#### EXERCÍCIO CURTO A
No texto sobre a integração no Exército Português, que razão é apresentada para pôr em dúvida que essa integração tenha sido um passo certo? Explique em uma a três frases.

A minha maior dúvida foi a integração no Exército Português. Não era crime, nem erro cometido por qualquer dos lados, quer pelas entidades portuguesas, quer pelos soldados guineenses, porque, naqueles tempos, ir à tropa era uma obrigação.

Os momentos de guerra foram muito difíceis, e é por isso que temos que dar tudo por tudo, para que a guerra seja a última solução do homem.

Com o fim da guerra e o início das perseguições que sofremos, a integração no Exército Português parecia ter sido um passo errado. Ficámos a pagar uma dívida que não devíamos e da qual nem éramos fiadores. Fomos apenas militares da nação portuguesa.

Aqueles momentos foram muito duros e inesquecíveis. Não havia julgamentos. Só condenações à morte e fuzilamentos, sem processos individuais, sem averiguações sobre os actos praticados por cada um.

O que me leva, então, a pôr em dúvida se a integração no Exército Português foi um passo certo, é porque, quando estávamos a pagar os vestígios da guerra, não havia nenhuma entidade portuguesa, patronal, governamental, nem tão pouco diplomática, que pudesse, ao menos, exigir que nos fosse feita justiça.

Na altura, não se falava de direitos humanos, nem em democracia em África. Este contexto originou um silêncio completo em todo o mundo e, assim, foi correndo até ao dia 14 de Novembro de 1980, data em que acabaram com essa injustiça. Porque tudo acaba por ter um fim.

E, como disse atrás, a guerra é a última solução para o homem, porque ninguém sabe as consequências que ela vem trazer, para além dos mortos, dos feridos e dos prejuízos, que são sempre as primeiras a aparecerem.

(Uma sequência de registos)

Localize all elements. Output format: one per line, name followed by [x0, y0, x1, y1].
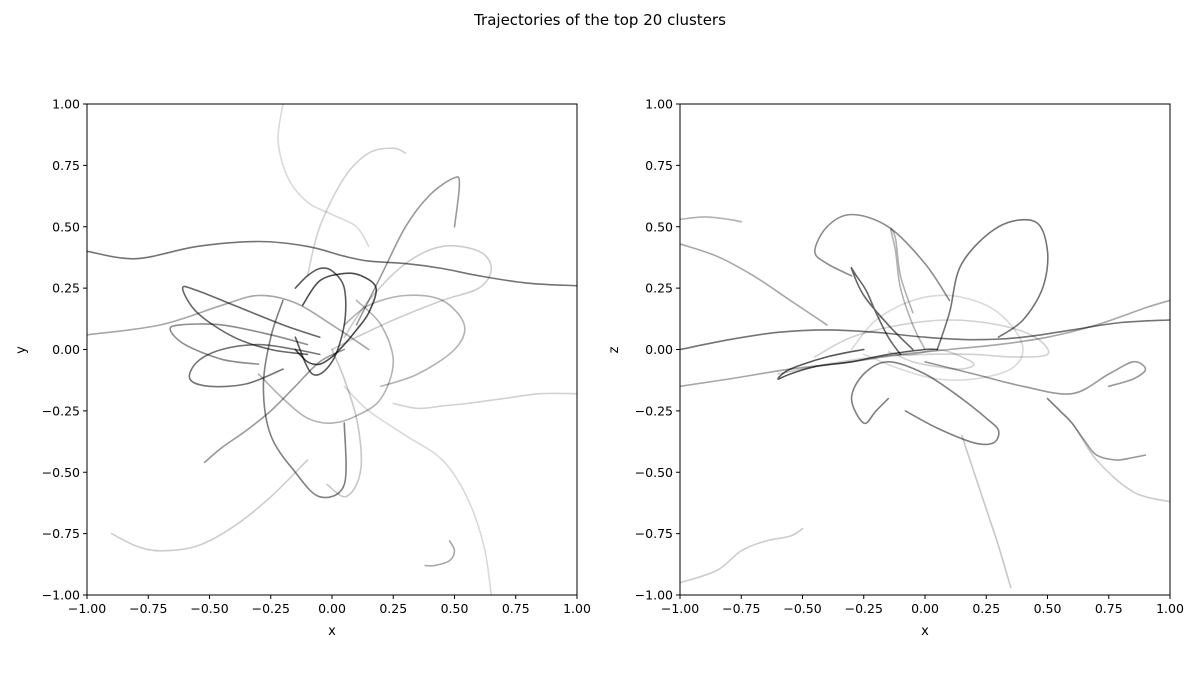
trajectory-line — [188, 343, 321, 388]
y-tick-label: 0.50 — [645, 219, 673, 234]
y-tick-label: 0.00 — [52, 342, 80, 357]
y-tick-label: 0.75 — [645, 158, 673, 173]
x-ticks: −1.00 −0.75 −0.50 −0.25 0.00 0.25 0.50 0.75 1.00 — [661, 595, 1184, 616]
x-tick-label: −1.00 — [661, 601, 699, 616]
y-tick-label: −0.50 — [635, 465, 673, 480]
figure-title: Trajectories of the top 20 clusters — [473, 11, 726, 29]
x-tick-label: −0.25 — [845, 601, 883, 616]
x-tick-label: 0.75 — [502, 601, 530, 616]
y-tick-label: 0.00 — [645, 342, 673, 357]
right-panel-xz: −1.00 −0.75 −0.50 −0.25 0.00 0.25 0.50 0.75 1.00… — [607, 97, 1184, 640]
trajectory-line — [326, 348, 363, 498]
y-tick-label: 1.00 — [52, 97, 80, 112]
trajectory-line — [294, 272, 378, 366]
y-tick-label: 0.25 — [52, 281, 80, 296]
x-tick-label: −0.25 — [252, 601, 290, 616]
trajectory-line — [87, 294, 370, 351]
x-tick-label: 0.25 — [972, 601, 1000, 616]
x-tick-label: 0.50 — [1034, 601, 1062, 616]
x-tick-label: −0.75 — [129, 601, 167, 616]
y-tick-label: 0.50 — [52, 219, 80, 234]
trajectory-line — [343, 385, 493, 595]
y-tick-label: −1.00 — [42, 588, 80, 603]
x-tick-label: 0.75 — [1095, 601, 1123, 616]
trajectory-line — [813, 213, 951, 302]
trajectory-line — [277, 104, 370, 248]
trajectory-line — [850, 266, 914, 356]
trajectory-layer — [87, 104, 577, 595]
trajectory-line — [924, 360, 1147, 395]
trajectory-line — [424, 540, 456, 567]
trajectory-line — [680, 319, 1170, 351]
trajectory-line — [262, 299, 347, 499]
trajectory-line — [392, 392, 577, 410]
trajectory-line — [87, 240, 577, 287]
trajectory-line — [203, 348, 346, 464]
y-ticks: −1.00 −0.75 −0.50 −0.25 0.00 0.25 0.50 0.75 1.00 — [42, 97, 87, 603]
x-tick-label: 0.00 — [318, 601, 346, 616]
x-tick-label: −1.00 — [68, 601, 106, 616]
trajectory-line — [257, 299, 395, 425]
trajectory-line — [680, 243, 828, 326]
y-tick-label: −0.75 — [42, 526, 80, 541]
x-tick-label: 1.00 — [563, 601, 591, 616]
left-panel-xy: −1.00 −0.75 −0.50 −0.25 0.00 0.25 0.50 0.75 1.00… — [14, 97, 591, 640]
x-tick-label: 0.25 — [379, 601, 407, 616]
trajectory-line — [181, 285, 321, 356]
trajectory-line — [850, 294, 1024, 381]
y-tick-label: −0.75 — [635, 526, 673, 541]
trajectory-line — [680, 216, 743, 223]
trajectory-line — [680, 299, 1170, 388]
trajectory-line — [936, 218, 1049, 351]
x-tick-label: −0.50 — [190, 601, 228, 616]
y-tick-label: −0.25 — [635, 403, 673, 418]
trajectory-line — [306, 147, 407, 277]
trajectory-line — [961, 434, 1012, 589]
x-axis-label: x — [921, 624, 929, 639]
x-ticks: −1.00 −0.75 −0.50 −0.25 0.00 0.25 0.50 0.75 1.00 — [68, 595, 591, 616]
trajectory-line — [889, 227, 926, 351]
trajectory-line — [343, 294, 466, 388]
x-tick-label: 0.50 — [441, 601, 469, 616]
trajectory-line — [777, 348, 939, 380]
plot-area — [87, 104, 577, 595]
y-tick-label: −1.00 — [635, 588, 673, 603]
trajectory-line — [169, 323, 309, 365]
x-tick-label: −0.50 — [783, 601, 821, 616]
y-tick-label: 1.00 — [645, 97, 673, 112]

#### EXERCÍCIO CURTO B
Devolva, sem qualquer alteração, as linhas dos registos desde a que contém "trajectory-line — [188, 343, 321, 388]" até à que contém "trajectory-line — [326, 348, 363, 498]", incluindo ambas.

#### RESPOSTA COMPLETA A
A dúvida surge porque, quando os soldados guineenses estavam a pagar os vestígios da guerra, não havia nenhuma entidade portuguesa que pudesse, ao menos, exigir que lhes fosse feita justiça. Isto valia tanto para entidades patronais como governamentais ou diplomáticas.

#### RESPOSTA COMPLETA B
trajectory-line — [188, 343, 321, 388]
y-tick-label: 0.50 — [645, 219, 673, 234]
y-tick-label: 0.00 — [52, 342, 80, 357]
y-tick-label: 0.75 — [645, 158, 673, 173]
x-ticks: −1.00 −0.75 −0.50 −0.25 0.00 0.25 0.50 0.75 1.00 — [661, 595, 1184, 616]
x-tick-label: −1.00 — [661, 601, 699, 616]
y-tick-label: −0.50 — [635, 465, 673, 480]
figure-title: Trajectories of the top 20 clusters — [473, 11, 726, 29]
x-tick-label: −0.25 — [845, 601, 883, 616]
x-tick-label: 0.75 — [502, 601, 530, 616]
y-tick-label: 0.00 — [645, 342, 673, 357]
right-panel-xz: −1.00 −0.75 −0.50 −0.25 0.00 0.25 0.50 0.75 1.00… — [607, 97, 1184, 640]
trajectory-line — [326, 348, 363, 498]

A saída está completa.